Restate the whole listing word for word. Pictures are left out.

Collection entries:

— Start —

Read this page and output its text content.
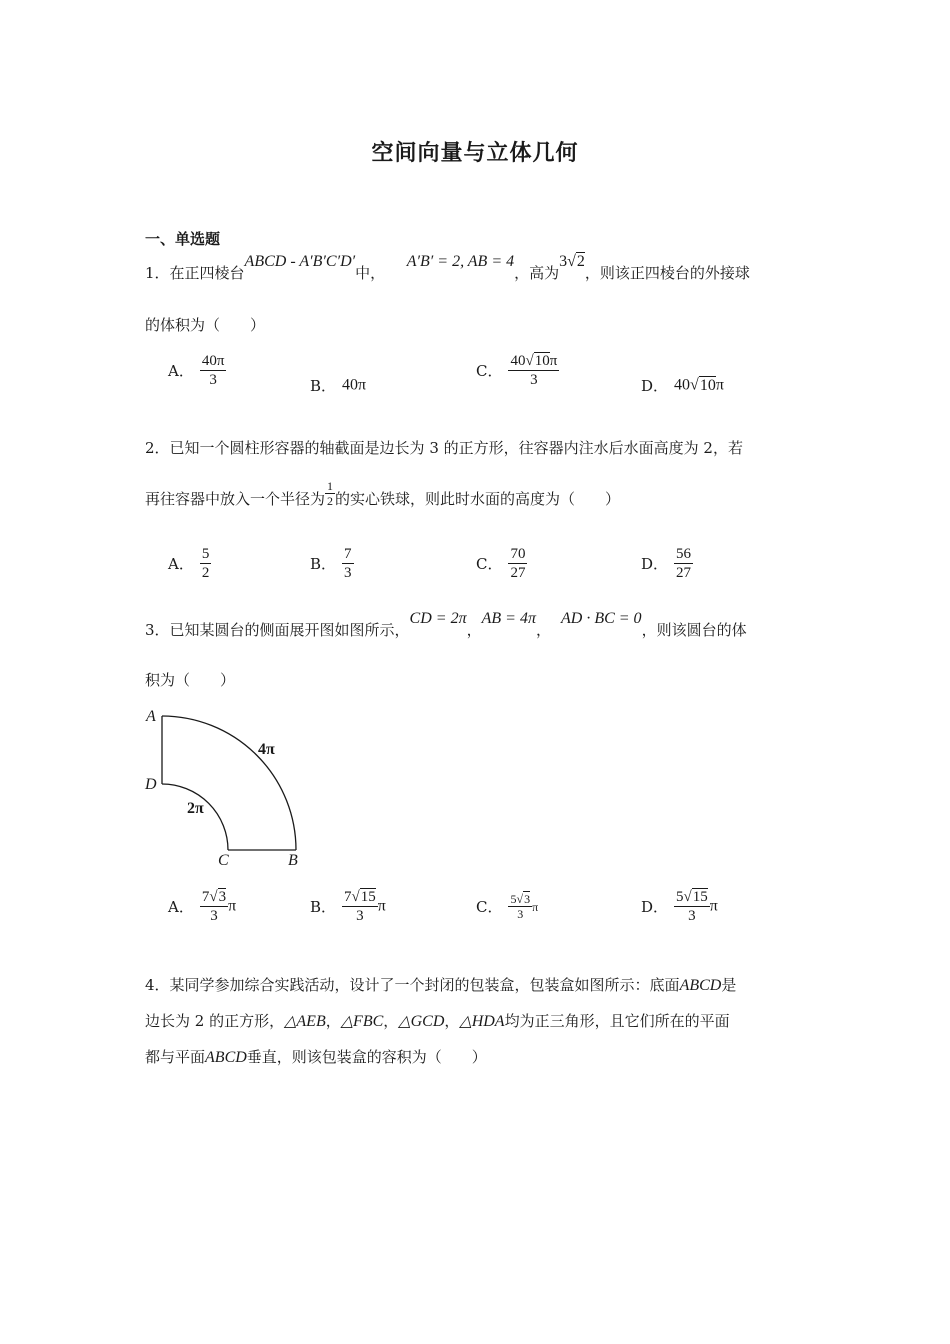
空间向量与立体几何
一、单选题
1．在正四棱台ABCD - A′B′C′D′中，  A′B′ = 2, AB = 4，高为3√2，则该正四棱台的外接球
的体积为（　　）
A． $\frac{40\pi}{3}$	B． 40π
C． $\frac{40√10\pi}{3}$	D． 40√10π
2．已知一个圆柱形容器的轴截面是边长为 3 的正方形，往容器内注水后水面高度为 2，若
再往容器中放入一个半径为 $\frac{1}{2}$ 的实心铁球，则此时水面的高度为（　　）
A． $\frac{5}{2}$	B． $\frac{7}{3}$	C． $\frac{70}{27}$	D． $\frac{56}{27}$
3．已知某圆台的侧面展开图如图所示，CD = 2π，AB = 4π，AD · BC = 0，则该圆台的体
积为（　　）
A
D
C	B
4π
2π
A． $\frac{7√3}{3}$ π	B． $\frac{7√15}{3}$ π	C． $\frac{5√3}{3}$ π	D． $\frac{5√15}{3}$ π
4．某同学参加综合实践活动，设计了一个封闭的包装盒，包装盒如图所示：底面ABCD是
边长为 2 的正方形，△AEB，△FBC，△GCD，△HDA均为正三角形，且它们所在的平面
都与平面ABCD垂直，则该包装盒的容积为（　　）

— End —

> [TASK OUTPUT]
Read this page and output its text content.
空间向量与立体几何
一、单选题
1．在正四棱台ABCD - A′B′C′D′中，  A′B′ = 2, AB = 4，高为3√2，则该正四棱台的外接球
的体积为（　　）
A． $\frac{40\pi}{3}$	B． 40π
C． $\frac{40√10\pi}{3}$	D． 40√10π
2．已知一个圆柱形容器的轴截面是边长为 3 的正方形，往容器内注水后水面高度为 2，若
再往容器中放入一个半径为 $\frac{1}{2}$ 的实心铁球，则此时水面的高度为（　　）
A． $\frac{5}{2}$	B． $\frac{7}{3}$	C． $\frac{70}{27}$	D． $\frac{56}{27}$
3．已知某圆台的侧面展开图如图所示，CD = 2π，AB = 4π，AD · BC = 0，则该圆台的体
积为（　　）
A
D
C	B
4π
2π
A． $\frac{7√3}{3}$ π	B． $\frac{7√15}{3}$ π	C． $\frac{5√3}{3}$ π	D． $\frac{5√15}{3}$ π
4．某同学参加综合实践活动，设计了一个封闭的包装盒，包装盒如图所示：底面ABCD是
边长为 2 的正方形，△AEB，△FBC，△GCD，△HDA均为正三角形，且它们所在的平面
都与平面ABCD垂直，则该包装盒的容积为（　　）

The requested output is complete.